>> Begin Excerpted data

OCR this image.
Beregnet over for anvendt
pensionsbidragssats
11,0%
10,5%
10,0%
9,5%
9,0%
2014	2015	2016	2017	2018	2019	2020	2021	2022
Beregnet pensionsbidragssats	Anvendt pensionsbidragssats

>> End Excerpted data
>> Begin Excerpted data

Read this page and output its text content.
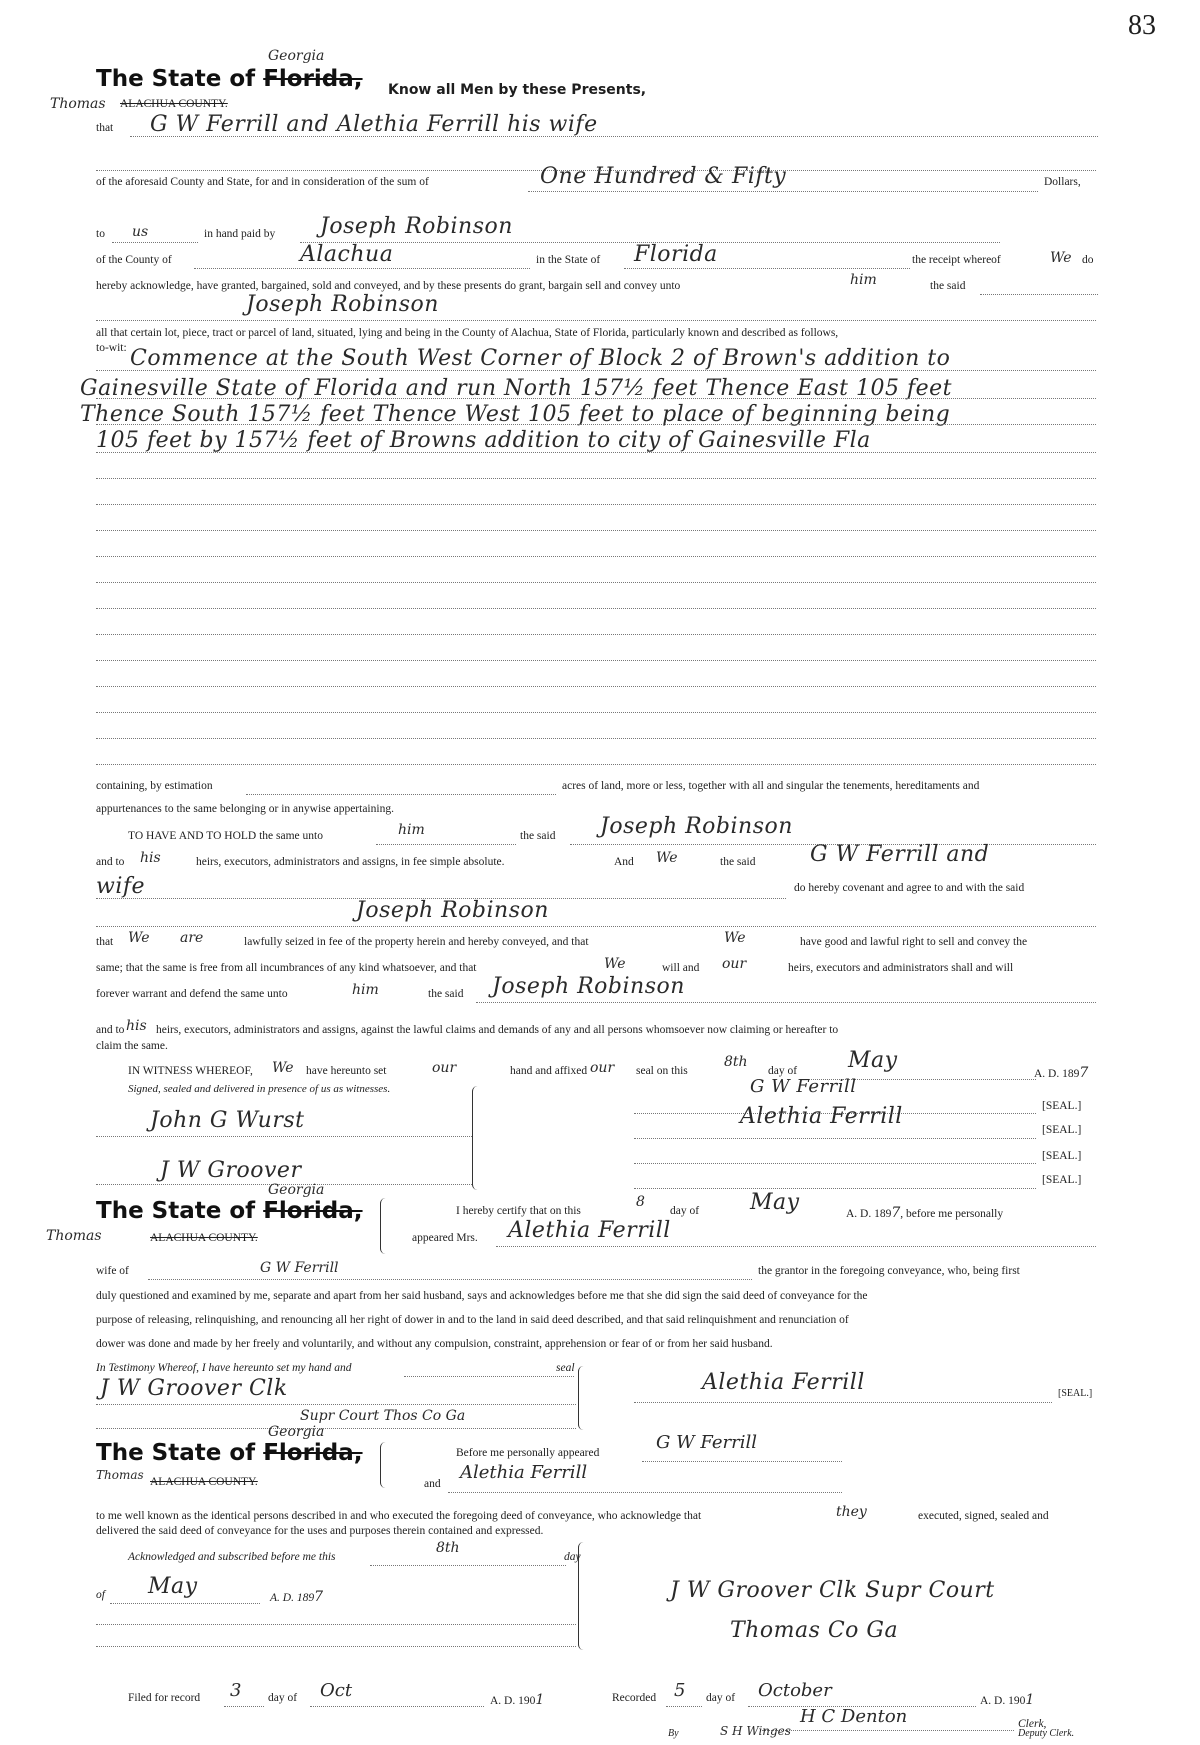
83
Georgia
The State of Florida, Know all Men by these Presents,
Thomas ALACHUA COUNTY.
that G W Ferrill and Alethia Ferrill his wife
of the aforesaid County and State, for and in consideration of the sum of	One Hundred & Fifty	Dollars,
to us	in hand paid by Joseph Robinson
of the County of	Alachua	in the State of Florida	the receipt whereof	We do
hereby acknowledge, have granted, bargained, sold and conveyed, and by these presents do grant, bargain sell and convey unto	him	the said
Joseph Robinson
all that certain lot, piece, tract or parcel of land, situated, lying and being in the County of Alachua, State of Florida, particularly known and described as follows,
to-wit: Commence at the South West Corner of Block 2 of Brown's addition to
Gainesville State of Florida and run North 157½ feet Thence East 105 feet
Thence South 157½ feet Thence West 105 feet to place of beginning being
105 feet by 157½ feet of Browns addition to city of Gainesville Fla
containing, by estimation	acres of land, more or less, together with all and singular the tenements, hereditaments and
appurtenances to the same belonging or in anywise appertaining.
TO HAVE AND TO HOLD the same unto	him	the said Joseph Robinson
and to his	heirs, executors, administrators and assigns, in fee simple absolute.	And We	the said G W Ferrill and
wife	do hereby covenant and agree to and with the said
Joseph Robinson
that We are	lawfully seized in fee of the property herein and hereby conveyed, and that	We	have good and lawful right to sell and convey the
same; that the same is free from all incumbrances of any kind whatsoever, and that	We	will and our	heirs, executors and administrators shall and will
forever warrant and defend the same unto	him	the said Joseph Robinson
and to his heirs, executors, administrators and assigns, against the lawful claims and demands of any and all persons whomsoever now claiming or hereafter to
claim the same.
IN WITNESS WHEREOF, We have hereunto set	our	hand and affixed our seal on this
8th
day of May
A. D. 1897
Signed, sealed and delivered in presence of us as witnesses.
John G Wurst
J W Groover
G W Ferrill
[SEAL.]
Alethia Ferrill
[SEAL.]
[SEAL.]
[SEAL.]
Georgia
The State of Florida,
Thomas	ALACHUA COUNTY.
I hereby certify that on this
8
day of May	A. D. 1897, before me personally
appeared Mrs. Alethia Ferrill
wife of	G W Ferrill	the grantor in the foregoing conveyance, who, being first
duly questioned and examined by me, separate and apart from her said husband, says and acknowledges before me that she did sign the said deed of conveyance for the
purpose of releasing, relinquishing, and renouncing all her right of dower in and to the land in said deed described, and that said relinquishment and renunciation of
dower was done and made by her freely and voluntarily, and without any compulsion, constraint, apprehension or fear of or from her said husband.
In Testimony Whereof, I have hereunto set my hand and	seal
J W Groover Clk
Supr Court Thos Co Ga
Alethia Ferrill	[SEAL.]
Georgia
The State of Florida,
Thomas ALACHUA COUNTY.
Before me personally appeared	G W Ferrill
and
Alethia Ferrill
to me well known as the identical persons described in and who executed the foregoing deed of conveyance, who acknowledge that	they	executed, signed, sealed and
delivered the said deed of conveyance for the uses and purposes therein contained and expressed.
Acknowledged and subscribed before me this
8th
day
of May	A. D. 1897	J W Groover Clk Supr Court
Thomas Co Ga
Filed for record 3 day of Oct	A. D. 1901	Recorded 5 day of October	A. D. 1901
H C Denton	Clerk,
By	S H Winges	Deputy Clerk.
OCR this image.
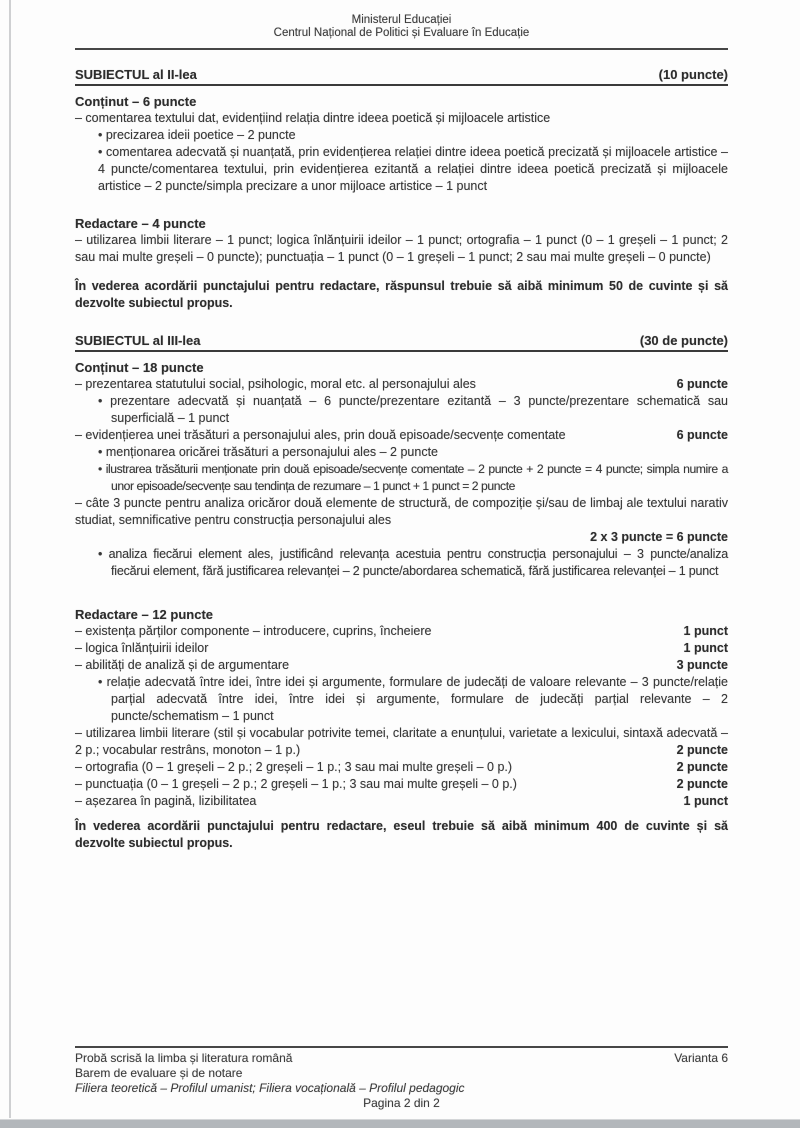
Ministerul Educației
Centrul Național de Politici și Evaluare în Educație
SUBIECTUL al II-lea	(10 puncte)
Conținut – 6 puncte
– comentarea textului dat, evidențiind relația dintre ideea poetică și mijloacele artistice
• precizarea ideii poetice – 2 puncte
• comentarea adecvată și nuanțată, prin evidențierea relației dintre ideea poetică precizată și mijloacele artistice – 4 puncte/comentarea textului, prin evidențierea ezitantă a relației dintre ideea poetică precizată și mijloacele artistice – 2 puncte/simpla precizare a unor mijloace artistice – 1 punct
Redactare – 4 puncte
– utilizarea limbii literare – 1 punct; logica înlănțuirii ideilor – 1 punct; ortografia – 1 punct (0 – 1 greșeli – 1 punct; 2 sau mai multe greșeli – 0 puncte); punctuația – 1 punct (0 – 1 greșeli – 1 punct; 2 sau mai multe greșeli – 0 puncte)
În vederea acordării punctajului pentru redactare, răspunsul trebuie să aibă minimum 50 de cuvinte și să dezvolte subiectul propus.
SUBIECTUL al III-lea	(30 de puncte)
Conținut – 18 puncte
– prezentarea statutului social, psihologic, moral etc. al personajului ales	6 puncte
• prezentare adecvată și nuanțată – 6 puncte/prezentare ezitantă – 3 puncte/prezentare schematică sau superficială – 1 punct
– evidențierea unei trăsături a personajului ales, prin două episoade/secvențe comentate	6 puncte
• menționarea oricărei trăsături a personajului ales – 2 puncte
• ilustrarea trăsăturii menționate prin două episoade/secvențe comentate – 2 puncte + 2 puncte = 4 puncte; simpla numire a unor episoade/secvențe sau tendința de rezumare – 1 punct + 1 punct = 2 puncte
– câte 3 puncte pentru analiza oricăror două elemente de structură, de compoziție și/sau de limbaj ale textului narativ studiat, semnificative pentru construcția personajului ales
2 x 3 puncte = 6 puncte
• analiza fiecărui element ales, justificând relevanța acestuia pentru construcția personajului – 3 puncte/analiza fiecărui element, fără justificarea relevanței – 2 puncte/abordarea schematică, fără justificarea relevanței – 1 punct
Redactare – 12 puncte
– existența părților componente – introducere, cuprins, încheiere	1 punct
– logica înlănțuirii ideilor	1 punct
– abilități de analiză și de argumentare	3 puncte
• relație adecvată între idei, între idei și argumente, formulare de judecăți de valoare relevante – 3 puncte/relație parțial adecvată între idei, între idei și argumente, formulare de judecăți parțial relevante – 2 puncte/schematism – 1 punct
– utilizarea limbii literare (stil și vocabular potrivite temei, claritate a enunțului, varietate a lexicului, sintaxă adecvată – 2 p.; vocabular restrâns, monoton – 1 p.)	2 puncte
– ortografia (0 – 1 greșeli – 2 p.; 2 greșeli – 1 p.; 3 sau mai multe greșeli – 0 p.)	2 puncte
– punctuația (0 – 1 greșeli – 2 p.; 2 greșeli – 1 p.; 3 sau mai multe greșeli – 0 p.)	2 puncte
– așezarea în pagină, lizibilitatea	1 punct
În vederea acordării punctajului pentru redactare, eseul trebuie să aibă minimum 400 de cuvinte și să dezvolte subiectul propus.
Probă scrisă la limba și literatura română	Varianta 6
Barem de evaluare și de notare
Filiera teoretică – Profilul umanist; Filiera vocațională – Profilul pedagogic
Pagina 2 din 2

>> End Excerpted data

__Aim of the task__
Copy every single line of the material above that holds "evidențierea".

__Solution to this task__
• comentarea adecvată și nuanțată, prin evidențierea relației dintre ideea poetică precizată și mijloacele artistice – 4 puncte/comentarea textului, prin evidențierea ezitantă a relației dintre ideea poetică precizată și mijloacele artistice – 2 puncte/simpla precizare a unor mijloace artistice – 1 punct
– evidențierea unei trăsături a personajului ales, prin două episoade/secvențe comentate	6 puncte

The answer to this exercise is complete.